***** Data for the task

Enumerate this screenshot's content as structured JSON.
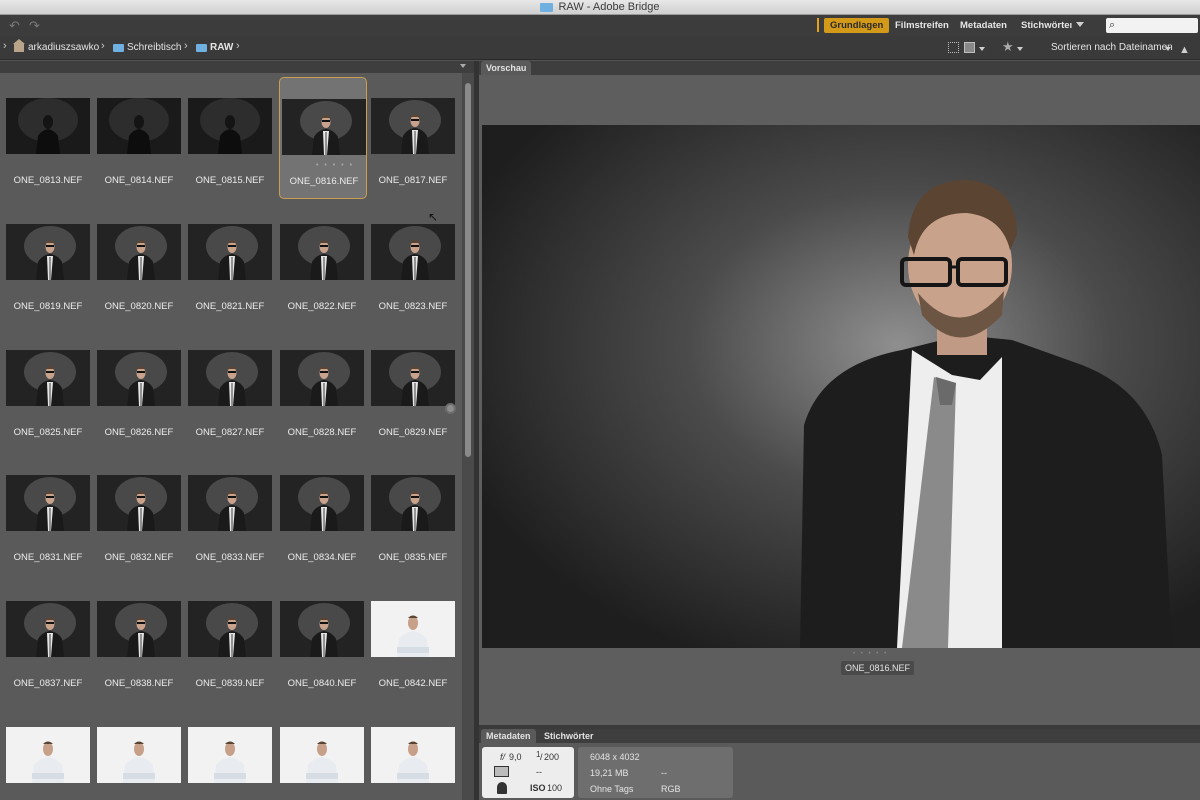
{
  "window": {
    "title": "RAW - Adobe Bridge"
  },
  "workspaces": [
    {
      "label": "Grundlagen",
      "active": true
    },
    {
      "label": "Filmstreifen",
      "active": false
    },
    {
      "label": "Metadaten",
      "active": false
    },
    {
      "label": "Stichwörteı",
      "active": false
    }
  ],
  "breadcrumb": {
    "items": [
      "arkadiuszsawko",
      "Schreibtisch",
      "RAW"
    ]
  },
  "sort": {
    "label": "Sortieren nach Dateinamen"
  },
  "content": {
    "files": [
      "ONE_0813.NEF",
      "ONE_0814.NEF",
      "ONE_0815.NEF",
      "ONE_0816.NEF",
      "ONE_0817.NEF",
      "ONE_0819.NEF",
      "ONE_0820.NEF",
      "ONE_0821.NEF",
      "ONE_0822.NEF",
      "ONE_0823.NEF",
      "ONE_0825.NEF",
      "ONE_0826.NEF",
      "ONE_0827.NEF",
      "ONE_0828.NEF",
      "ONE_0829.NEF",
      "ONE_0831.NEF",
      "ONE_0832.NEF",
      "ONE_0833.NEF",
      "ONE_0834.NEF",
      "ONE_0835.NEF",
      "ONE_0837.NEF",
      "ONE_0838.NEF",
      "ONE_0839.NEF",
      "ONE_0840.NEF",
      "ONE_0842.NEF"
    ],
    "selected_index": 3
  },
  "preview": {
    "tab_label": "Vorschau",
    "filename": "ONE_0816.NEF"
  },
  "metadata": {
    "tabs": [
      "Metadaten",
      "Stichwörter"
    ],
    "aperture": "9,0",
    "shutter_num": "1",
    "shutter_den": "200",
    "exposure_comp": "--",
    "iso_label": "ISO",
    "iso_value": "100",
    "dimensions": "6048 x 4032",
    "size": "19,21 MB",
    "size_extra": "--",
    "tags": "Ohne Tags",
    "color_mode": "RGB"
  },
  "colors": {
    "accent": "#d39a19",
    "panel": "#5a5a5a",
    "toolbar": "#3c3c3c"
  }
}
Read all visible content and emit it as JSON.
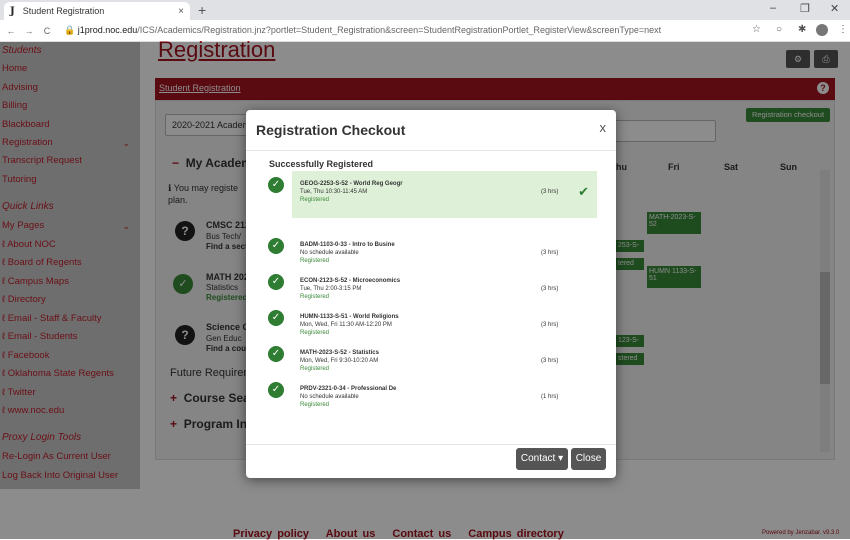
{
  "browser": {
    "tab_title": "Student Registration",
    "favicon": "J",
    "tab_close": "×",
    "new_tab": "+",
    "min": "–",
    "max": "❐",
    "close": "✕",
    "back": "←",
    "forward": "→",
    "reload": "C",
    "lock": "🔒",
    "url_host": "j1prod.noc.edu",
    "url_path": "/ICS/Academics/Registration.jnz?portlet=Student_Registration&screen=StudentRegistrationPortlet_RegisterView&screenType=next",
    "star": "☆",
    "more": "⋮"
  },
  "sidebar": {
    "items": [
      "Students",
      "Home",
      "Advising",
      "Billing",
      "Blackboard",
      "Registration",
      "Transcript Request",
      "Tutoring"
    ],
    "quick_links_heading": "Quick Links",
    "links": [
      "My Pages",
      "About NOC",
      "Board of Regents",
      "Campus Maps",
      "Directory",
      "Email - Staff & Faculty",
      "Email - Students",
      "Facebook",
      "Oklahoma State Regents",
      "Twitter",
      "www.noc.edu"
    ],
    "proxy_heading": "Proxy Login Tools",
    "proxy_items": [
      "Re-Login As Current User",
      "Log Back Into Original User"
    ]
  },
  "page": {
    "title": "Registration",
    "breadcrumb": "Student Registration",
    "term": "2020-2021 Acader",
    "registration_checkout": "Registration checkout",
    "my_academic": "My Academ",
    "you_may": "You may registe",
    "plan": "plan.",
    "days": [
      "hu",
      "Fri",
      "Sat",
      "Sun"
    ],
    "future": "Future Requirem",
    "course_search": "Course Sear",
    "program": "Program In",
    "bg_courses": [
      {
        "code": "CMSC 212",
        "sub": "Bus Tech/",
        "find": "Find a secti"
      },
      {
        "code": "MATH 202",
        "sub": "Statistics",
        "find": "Registered"
      },
      {
        "code": "Science Ge",
        "sub": "Gen Educ",
        "find": "Find a cour"
      }
    ],
    "cal_blocks": [
      "MATH-2023-S-52",
      "253-S-",
      "tered",
      "HUMN 1133-S-51",
      "123-S-",
      "stered"
    ]
  },
  "modal": {
    "title": "Registration Checkout",
    "close": "x",
    "success_heading": "Successfully Registered",
    "courses": [
      {
        "name": "GEOG-2253-S-52 - World Reg Geogr",
        "sched": "Tue, Thu 10:30-11:45 AM",
        "status": "Registered",
        "hrs": "(3 hrs)"
      },
      {
        "name": "BADM-1103-0-33 - Intro to Busine",
        "sched": "No schedule available",
        "status": "Registered",
        "hrs": "(3 hrs)"
      },
      {
        "name": "ECON-2123-S-52 - Microeconomics",
        "sched": "Tue, Thu 2:00-3:15 PM",
        "status": "Registered",
        "hrs": "(3 hrs)"
      },
      {
        "name": "HUMN-1133-S-51 - World Religions",
        "sched": "Mon, Wed, Fri 11:30 AM-12:20 PM",
        "status": "Registered",
        "hrs": "(3 hrs)"
      },
      {
        "name": "MATH-2023-S-52 - Statistics",
        "sched": "Mon, Wed, Fri 9:30-10:20 AM",
        "status": "Registered",
        "hrs": "(3 hrs)"
      },
      {
        "name": "PRDV-2321-0-34 - Professional De",
        "sched": "No schedule available",
        "status": "Registered",
        "hrs": "(1 hrs)"
      }
    ],
    "contact": "Contact ▾",
    "close_btn": "Close"
  },
  "footer": {
    "links": [
      "Privacy policy",
      "About us",
      "Contact us",
      "Campus directory"
    ],
    "powered": "Powered by Jenzabar. v9.3.0"
  }
}
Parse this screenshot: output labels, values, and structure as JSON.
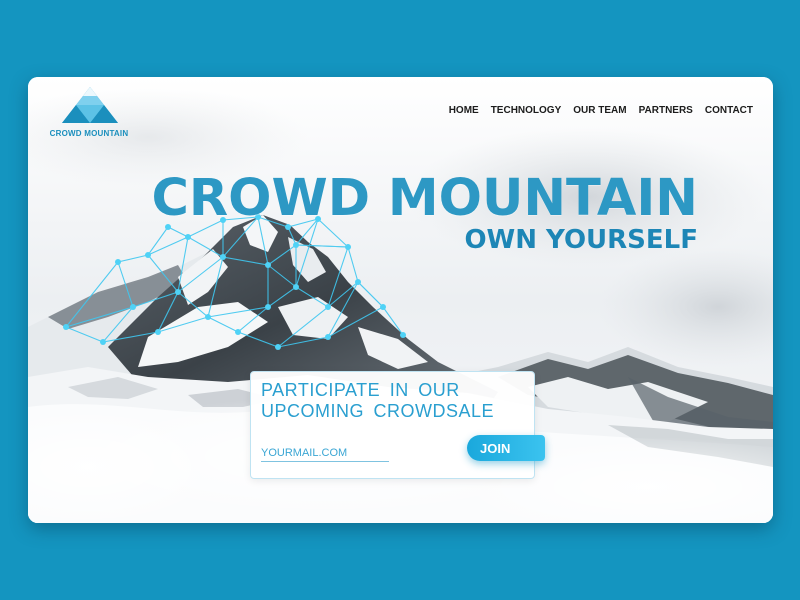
{
  "brand": {
    "logo_text": "CROWD MOUNTAIN",
    "color": "#1b8fbd"
  },
  "nav": {
    "items": [
      {
        "label": "HOME"
      },
      {
        "label": "TECHNOLOGY"
      },
      {
        "label": "OUR TEAM"
      },
      {
        "label": "PARTNERS"
      },
      {
        "label": "CONTACT"
      }
    ]
  },
  "hero": {
    "title": "CROWD MOUNTAIN",
    "subtitle": "OWN YOURSELF"
  },
  "signup": {
    "heading": "PARTICIPATE IN OUR UPCOMING CROWDSALE",
    "email_placeholder": "YOURMAIL.COM",
    "join_label": "JOIN"
  },
  "colors": {
    "background": "#1495c0",
    "accent": "#2a9fd0",
    "button": "#1aa8dc",
    "network": "#3fc7f0"
  },
  "icons": {
    "logo": "triangle-mountain-icon",
    "mountain": "snowy-mountain-image",
    "network": "connection-network-overlay"
  }
}
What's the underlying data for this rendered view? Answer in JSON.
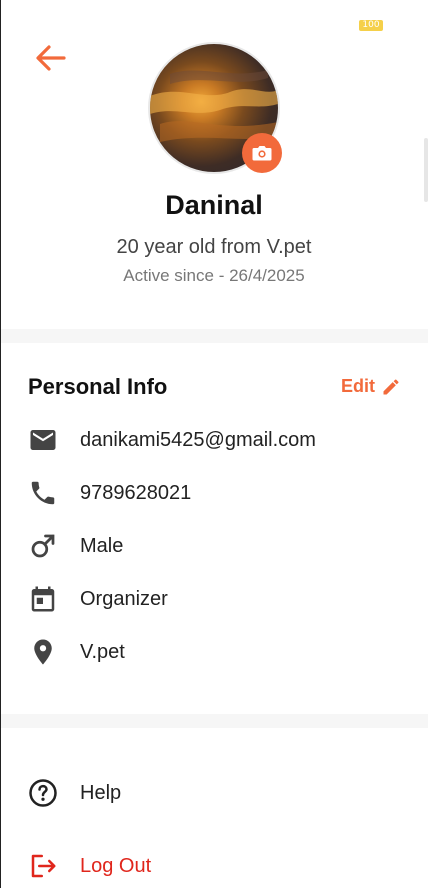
{
  "status_bar": {
    "battery": "100"
  },
  "profile": {
    "name": "Daninal",
    "subtitle": "20 year old from V.pet",
    "active_since": "Active since - 26/4/2025"
  },
  "personal_info": {
    "title": "Personal Info",
    "edit_label": "Edit",
    "email": "danikami5425@gmail.com",
    "phone": "9789628021",
    "gender": "Male",
    "role": "Organizer",
    "location": "V.pet"
  },
  "menu": {
    "help_label": "Help",
    "logout_label": "Log Out"
  },
  "colors": {
    "accent": "#f26a3b",
    "danger": "#e0261c",
    "icon": "#444444"
  }
}
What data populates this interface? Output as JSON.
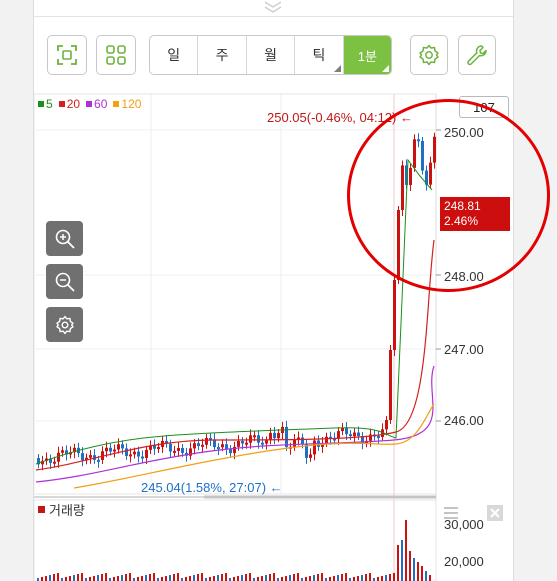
{
  "timeframes": [
    {
      "label": "일",
      "has_submenu": false,
      "active": false
    },
    {
      "label": "주",
      "has_submenu": false,
      "active": false
    },
    {
      "label": "월",
      "has_submenu": false,
      "active": false
    },
    {
      "label": "틱",
      "has_submenu": true,
      "active": false
    },
    {
      "label": "1분",
      "has_submenu": true,
      "active": true
    }
  ],
  "toolbar_icons": [
    "fullscreen-icon",
    "grid-layout-icon",
    "settings-icon",
    "wrench-icon"
  ],
  "legend": [
    {
      "label": "5",
      "color": "#1a8f1a"
    },
    {
      "label": "20",
      "color": "#d42020"
    },
    {
      "label": "60",
      "color": "#b030d8"
    },
    {
      "label": "120",
      "color": "#f0a010"
    }
  ],
  "price_box": "107",
  "high_annotation": "250.05(-0.46%, 04:12)",
  "low_annotation": "245.04(1.58%, 27:07)",
  "current_price": {
    "price": "248.81",
    "change": "2.46%"
  },
  "y_axis_labels": [
    "250.00",
    "248.00",
    "247.00",
    "246.00"
  ],
  "volume": {
    "title": "거래량",
    "axis_labels": [
      "30,000",
      "20,000"
    ]
  },
  "colors": {
    "accent": "#7cc142",
    "up": "#cc1111",
    "down": "#1f6fc7",
    "highlight_circle": "#e30000"
  }
}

**********

Short exercise
Which lines hold the string "network"? Copy all of them from the data above.

Solution for this problem
    "network": "#3fc7f0"
    "network": "connection-network-overlay"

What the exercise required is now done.